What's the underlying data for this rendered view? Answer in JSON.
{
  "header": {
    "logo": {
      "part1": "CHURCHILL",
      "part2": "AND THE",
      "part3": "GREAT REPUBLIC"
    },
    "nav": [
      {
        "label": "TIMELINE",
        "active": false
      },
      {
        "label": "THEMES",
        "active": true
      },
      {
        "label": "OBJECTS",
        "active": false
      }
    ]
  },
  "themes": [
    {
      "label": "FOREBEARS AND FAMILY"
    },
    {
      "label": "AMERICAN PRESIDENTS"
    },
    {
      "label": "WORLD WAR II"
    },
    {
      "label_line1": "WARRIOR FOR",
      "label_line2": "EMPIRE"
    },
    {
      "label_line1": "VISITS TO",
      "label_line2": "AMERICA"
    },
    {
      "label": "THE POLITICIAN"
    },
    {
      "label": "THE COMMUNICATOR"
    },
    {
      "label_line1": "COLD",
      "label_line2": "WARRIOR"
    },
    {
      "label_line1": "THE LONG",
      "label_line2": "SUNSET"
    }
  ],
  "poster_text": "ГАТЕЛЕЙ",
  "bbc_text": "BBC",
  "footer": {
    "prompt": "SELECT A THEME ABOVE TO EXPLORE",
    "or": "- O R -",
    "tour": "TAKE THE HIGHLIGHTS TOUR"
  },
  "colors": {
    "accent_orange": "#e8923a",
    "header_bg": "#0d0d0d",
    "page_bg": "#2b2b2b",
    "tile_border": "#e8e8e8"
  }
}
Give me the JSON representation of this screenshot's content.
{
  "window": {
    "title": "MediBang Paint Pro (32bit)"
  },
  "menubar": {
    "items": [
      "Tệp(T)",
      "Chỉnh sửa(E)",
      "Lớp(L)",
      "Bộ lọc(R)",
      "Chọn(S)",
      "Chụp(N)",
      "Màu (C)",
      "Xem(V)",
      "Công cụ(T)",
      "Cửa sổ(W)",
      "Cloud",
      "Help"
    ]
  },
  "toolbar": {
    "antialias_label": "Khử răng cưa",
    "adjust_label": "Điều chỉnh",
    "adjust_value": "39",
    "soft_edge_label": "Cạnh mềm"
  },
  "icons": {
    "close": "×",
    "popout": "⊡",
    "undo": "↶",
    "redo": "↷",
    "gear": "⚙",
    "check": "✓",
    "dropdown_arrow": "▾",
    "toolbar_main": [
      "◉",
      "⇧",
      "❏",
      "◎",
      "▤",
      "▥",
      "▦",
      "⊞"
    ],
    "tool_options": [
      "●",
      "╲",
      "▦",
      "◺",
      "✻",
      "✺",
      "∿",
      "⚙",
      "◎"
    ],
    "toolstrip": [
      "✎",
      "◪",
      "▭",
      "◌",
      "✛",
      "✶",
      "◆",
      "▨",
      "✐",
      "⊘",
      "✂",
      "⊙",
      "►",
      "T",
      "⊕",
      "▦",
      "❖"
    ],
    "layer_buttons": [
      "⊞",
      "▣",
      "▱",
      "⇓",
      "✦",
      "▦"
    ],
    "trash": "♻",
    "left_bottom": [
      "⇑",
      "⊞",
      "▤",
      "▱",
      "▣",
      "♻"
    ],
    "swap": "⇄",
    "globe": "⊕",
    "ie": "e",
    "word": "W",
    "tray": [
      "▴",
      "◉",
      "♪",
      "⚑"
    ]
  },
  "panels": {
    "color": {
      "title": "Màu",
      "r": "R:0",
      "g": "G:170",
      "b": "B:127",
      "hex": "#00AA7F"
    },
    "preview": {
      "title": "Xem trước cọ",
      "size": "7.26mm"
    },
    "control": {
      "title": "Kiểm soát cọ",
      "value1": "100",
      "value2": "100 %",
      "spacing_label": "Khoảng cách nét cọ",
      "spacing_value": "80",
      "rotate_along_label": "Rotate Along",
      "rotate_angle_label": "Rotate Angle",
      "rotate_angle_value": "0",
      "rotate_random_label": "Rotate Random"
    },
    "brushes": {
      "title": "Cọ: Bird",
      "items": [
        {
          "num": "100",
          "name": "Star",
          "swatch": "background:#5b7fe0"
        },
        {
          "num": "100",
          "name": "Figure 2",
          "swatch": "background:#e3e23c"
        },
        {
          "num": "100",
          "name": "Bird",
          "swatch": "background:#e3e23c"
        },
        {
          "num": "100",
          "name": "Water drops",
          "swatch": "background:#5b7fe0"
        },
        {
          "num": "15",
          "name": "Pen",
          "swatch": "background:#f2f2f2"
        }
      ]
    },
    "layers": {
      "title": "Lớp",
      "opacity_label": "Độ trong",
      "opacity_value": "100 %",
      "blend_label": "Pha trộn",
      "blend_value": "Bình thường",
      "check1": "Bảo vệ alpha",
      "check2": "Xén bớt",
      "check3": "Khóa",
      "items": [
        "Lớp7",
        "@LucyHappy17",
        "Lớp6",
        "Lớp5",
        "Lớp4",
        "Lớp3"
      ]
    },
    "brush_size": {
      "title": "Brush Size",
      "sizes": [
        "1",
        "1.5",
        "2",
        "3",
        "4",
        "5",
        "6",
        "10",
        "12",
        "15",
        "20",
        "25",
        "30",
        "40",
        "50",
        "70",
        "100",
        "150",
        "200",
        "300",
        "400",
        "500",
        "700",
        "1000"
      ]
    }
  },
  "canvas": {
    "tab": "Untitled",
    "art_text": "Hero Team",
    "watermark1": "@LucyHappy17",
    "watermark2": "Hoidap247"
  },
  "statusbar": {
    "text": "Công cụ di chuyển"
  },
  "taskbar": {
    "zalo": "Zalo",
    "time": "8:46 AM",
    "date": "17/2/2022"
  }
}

==*==

Exercise instructions -> Where a line of the material above holds the string "JSON", copy that line.

Problem solution ->
What's the underlying data for this rendered view? Answer in JSON.
Give me the JSON representation of this screenshot's content.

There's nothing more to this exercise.